> [Trecho]
►
Meses depois, um documento de uma operação da Polícia Federal na fronteira do Brasil com a Colômbia identificava bases de produção de cocaína sob domínio das Farc. Chamadas de “complexos”, os laboratórios de refino produziam mensalmente cerca de 45 toneladas do cloridrato de cocaína, que partiam em voos clandestinos para a Europa, Estados Unidos e Brasil. “Não temos mais dúvidas das relações das Farc com o narcotráfico. A guerrilha tem o comando das drogas e isso é uma ameaça para a fronteira brasileira”, afirmou à época o delegado Mauro Spósito, coordenador da Operação Cobra.
◄
> [Listagem extraída]
►
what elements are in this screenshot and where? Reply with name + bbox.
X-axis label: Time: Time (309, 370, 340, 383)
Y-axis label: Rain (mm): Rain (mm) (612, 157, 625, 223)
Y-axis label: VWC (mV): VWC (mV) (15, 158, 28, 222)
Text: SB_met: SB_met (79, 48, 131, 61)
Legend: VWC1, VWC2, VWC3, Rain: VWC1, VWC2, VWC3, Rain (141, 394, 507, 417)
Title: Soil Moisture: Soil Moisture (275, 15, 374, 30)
◄
> [Exercício curto] De acordo com o trecho sobre as Farc e o narcotráfico, quantas toneladas de cloridrato de cocaína os laboratórios produziam por mês? A listagem provém de outra fonte.

> [Resposta da tarefa] Cerca de 45 toneladas.